PROBLEM DETAILS :: Every line that includes the word "числе" is to be listed.
* begin DATA SHOWN *
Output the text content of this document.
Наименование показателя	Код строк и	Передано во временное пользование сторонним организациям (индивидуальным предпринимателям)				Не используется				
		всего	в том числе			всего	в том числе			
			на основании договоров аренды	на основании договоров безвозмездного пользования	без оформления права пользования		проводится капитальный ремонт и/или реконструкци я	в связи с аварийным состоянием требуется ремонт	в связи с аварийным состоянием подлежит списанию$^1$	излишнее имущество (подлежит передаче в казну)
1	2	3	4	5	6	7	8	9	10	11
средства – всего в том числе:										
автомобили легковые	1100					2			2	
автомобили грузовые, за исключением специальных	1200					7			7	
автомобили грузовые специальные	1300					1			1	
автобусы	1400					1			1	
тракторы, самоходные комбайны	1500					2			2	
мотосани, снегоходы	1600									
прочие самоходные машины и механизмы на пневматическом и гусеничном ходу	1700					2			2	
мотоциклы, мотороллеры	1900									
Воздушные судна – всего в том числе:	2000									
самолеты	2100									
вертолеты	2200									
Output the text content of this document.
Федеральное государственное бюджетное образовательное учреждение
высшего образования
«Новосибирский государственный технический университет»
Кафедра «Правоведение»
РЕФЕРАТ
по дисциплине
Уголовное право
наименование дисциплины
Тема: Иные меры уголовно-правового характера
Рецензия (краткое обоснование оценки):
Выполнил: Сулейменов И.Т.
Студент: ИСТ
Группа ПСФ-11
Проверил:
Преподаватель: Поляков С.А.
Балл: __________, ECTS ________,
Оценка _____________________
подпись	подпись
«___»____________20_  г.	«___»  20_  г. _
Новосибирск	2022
* end DATA SHOWN *
WORKED SOLUTION ::
		всего	в том числе			всего	в том числе			
средства – всего в том числе:										
Воздушные судна – всего в том числе:	2000									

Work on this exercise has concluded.